[WHAT THE EXERCISE ASKS] Determine how many lines of this material contain "Arduino". Give only the number.

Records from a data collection
----------------
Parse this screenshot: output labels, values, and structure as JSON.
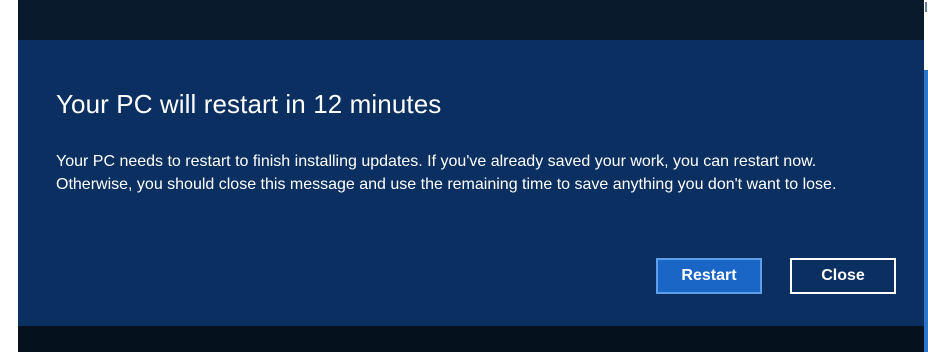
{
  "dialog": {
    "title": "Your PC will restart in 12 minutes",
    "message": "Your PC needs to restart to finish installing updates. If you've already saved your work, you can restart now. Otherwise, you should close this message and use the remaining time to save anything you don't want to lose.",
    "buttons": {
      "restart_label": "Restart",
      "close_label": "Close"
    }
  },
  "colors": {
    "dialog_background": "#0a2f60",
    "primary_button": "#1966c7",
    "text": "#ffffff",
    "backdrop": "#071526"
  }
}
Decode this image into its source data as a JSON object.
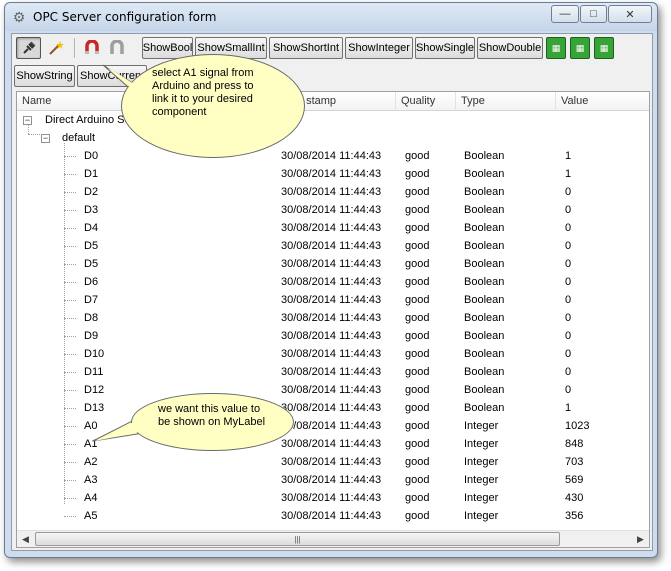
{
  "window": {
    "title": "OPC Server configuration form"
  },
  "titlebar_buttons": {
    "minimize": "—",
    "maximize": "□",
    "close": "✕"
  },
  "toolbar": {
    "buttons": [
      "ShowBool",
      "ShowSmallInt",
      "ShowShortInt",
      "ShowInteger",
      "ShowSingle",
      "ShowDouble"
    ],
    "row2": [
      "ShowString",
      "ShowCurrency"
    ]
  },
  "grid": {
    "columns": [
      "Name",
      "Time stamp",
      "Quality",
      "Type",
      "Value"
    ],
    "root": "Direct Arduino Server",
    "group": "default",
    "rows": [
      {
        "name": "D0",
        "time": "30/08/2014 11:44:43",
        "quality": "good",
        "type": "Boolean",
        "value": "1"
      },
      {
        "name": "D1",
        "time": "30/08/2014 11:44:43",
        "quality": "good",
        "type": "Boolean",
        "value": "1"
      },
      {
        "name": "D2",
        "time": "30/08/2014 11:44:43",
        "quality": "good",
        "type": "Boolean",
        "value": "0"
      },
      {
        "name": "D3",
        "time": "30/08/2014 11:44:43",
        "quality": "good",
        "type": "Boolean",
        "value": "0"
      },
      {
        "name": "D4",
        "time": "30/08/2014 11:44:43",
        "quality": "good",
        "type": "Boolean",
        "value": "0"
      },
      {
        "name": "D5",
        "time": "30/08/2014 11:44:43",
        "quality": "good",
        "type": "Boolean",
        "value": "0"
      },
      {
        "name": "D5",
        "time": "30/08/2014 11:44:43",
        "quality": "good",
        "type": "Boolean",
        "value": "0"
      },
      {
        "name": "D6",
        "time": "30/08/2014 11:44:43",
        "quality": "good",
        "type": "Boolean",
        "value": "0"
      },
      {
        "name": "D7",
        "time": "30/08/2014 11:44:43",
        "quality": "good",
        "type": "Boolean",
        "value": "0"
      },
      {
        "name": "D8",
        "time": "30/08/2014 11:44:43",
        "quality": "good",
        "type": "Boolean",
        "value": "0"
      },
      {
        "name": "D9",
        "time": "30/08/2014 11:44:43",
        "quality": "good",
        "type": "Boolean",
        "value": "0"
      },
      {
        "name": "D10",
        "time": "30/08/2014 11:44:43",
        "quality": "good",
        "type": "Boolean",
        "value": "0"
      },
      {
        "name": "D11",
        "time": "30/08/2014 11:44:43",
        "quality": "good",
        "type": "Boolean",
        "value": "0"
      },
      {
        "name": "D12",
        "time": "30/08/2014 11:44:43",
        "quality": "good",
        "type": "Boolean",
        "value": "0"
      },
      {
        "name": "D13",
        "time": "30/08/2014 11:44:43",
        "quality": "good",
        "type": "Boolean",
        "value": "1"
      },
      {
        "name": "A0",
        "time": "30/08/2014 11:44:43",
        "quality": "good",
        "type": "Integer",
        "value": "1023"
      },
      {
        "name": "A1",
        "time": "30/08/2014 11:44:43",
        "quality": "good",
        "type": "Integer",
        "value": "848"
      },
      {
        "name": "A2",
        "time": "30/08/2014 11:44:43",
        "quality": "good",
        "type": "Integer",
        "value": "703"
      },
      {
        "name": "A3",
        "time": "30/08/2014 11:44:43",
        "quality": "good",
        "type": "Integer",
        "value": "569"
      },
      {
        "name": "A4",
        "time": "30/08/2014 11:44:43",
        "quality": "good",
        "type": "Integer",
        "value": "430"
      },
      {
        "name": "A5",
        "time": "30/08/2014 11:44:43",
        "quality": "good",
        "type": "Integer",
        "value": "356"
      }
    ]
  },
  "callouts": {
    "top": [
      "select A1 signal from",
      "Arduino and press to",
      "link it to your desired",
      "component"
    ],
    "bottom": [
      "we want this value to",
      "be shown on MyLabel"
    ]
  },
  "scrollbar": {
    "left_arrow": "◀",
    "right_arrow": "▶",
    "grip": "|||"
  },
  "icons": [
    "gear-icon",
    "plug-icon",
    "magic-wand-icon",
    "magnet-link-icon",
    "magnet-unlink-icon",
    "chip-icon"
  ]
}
----------------
[RESPONSE] 2